## [What needs to be done]
Looking at the listing beneath, work out how many lines hold "ActiveMQ" and report only that figure.

## START

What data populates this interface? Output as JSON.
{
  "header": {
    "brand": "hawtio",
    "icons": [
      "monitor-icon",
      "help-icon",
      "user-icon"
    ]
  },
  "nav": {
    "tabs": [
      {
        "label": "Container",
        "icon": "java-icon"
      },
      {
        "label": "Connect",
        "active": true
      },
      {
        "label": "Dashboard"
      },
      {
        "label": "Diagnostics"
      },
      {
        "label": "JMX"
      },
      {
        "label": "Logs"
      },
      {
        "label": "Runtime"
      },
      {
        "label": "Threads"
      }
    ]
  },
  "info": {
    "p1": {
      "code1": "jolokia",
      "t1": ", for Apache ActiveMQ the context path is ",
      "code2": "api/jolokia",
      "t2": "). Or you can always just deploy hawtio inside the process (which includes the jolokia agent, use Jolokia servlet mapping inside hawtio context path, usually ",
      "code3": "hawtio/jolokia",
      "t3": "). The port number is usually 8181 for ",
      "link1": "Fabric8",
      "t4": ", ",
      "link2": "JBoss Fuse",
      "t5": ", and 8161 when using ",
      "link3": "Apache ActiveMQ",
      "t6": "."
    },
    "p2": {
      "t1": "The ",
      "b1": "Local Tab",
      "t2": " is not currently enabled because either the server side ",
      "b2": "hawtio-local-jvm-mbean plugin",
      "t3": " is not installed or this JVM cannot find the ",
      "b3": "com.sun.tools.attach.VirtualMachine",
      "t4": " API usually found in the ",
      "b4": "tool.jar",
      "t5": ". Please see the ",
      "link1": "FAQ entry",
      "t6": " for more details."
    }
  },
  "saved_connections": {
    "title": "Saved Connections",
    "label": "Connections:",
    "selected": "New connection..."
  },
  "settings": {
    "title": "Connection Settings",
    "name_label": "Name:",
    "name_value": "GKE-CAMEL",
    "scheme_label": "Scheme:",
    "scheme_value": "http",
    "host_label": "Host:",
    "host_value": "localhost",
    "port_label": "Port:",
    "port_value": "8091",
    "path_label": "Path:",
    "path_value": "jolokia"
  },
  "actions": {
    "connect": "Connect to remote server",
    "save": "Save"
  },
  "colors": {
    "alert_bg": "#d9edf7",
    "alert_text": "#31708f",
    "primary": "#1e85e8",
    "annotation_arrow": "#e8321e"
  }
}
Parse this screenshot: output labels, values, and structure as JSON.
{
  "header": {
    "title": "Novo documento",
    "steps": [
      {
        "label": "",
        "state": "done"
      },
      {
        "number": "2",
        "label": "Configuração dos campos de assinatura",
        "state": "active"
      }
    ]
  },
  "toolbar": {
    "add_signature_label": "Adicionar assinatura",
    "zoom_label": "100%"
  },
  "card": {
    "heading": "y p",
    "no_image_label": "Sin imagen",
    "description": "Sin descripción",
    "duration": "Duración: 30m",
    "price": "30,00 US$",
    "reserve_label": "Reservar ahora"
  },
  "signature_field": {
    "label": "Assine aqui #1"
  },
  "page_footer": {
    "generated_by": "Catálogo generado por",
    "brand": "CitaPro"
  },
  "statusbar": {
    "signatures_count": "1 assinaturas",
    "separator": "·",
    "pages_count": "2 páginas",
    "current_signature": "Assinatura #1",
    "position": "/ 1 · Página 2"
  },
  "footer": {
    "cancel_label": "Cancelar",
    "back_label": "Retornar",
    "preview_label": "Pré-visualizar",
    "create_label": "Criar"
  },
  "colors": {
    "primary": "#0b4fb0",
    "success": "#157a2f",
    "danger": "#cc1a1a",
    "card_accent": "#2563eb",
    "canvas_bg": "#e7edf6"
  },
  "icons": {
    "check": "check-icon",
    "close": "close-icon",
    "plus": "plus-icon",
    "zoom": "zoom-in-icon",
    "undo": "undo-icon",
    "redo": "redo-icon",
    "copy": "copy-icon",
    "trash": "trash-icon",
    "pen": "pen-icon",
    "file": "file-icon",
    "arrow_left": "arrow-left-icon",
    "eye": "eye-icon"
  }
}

## END

## [Correct response]
2